(EXERCISE OBJECTIVE): Track down each line that has the word "this" and copy it.

Dataset entries

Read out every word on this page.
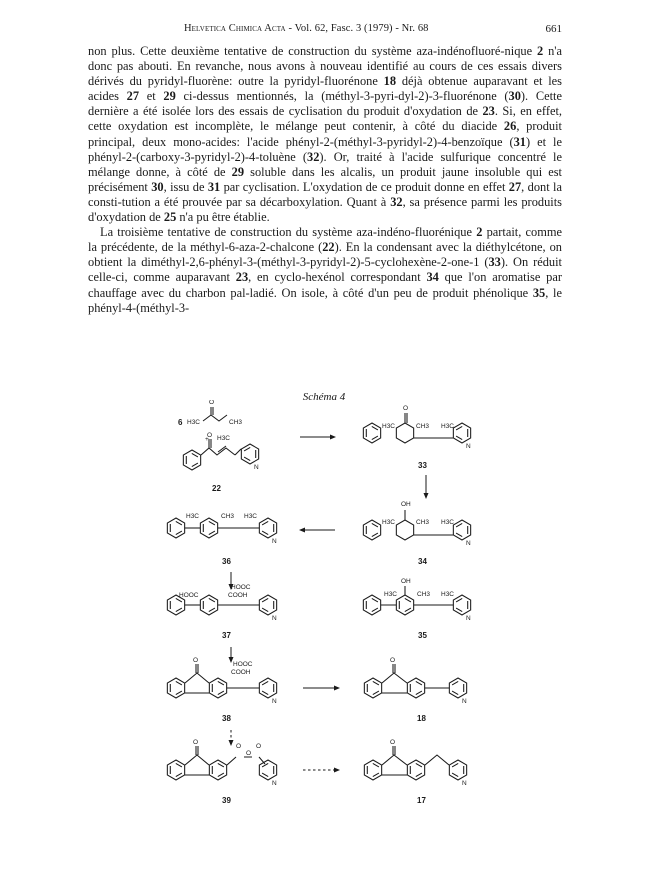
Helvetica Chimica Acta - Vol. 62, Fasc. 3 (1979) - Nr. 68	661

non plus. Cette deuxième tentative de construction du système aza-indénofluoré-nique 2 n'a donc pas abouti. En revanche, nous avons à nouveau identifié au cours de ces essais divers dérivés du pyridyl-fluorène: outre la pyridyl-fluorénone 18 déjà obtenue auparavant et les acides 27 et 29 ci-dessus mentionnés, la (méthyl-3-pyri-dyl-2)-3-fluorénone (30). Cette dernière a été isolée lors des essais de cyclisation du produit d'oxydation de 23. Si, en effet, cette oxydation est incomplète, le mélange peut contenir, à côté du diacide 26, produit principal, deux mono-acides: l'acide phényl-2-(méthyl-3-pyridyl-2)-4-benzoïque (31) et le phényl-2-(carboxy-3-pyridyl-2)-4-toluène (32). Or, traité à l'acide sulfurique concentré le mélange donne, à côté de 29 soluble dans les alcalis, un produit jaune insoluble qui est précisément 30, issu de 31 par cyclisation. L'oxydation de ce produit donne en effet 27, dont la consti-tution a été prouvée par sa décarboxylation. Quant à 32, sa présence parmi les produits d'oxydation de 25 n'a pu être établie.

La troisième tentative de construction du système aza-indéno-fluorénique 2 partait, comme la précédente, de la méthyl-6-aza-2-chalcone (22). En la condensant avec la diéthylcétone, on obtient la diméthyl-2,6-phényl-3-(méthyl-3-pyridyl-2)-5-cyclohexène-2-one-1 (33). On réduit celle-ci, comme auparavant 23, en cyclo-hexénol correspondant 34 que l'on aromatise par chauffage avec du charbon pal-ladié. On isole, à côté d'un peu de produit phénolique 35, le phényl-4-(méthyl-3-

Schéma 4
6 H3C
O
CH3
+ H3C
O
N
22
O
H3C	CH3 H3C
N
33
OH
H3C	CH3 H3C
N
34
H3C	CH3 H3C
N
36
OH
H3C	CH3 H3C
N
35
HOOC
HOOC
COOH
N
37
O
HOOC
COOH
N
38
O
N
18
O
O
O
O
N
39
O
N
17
--
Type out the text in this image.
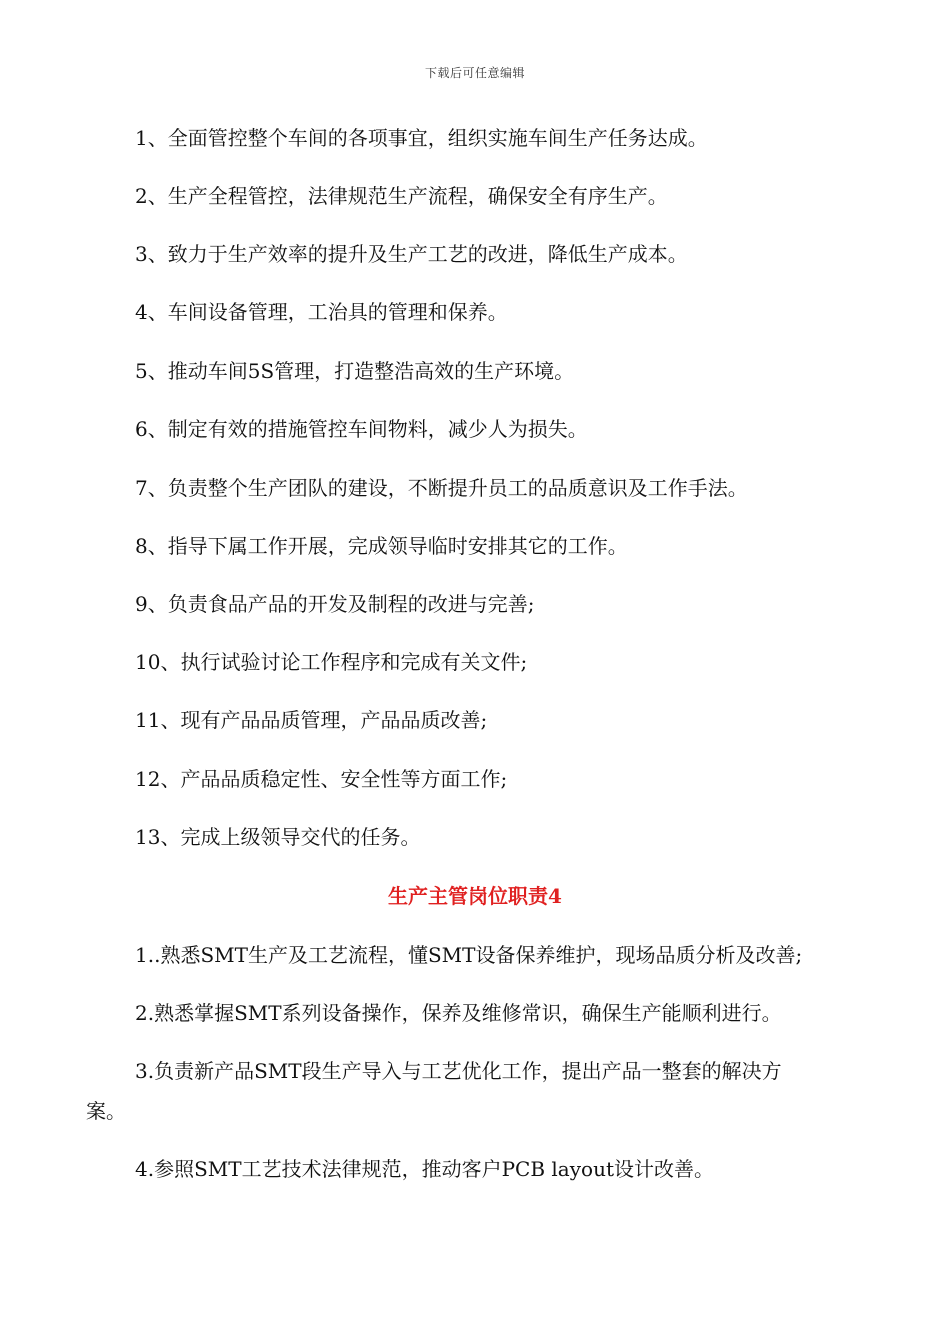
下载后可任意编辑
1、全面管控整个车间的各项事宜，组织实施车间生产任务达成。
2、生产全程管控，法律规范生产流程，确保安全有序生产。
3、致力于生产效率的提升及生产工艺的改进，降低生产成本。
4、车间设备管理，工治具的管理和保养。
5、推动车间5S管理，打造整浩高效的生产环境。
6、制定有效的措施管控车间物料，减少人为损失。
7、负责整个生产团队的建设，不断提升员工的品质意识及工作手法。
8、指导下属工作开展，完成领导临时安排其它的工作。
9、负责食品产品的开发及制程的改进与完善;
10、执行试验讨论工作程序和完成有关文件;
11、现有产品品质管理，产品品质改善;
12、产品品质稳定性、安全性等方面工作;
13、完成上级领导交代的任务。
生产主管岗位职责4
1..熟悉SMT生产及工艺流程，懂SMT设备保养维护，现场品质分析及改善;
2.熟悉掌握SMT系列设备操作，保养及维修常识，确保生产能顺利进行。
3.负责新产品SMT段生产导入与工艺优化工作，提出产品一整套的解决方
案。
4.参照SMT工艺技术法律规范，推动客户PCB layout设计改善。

(SOLVED EXERCISE):
Read out every word on this page.
Type out the text in this image.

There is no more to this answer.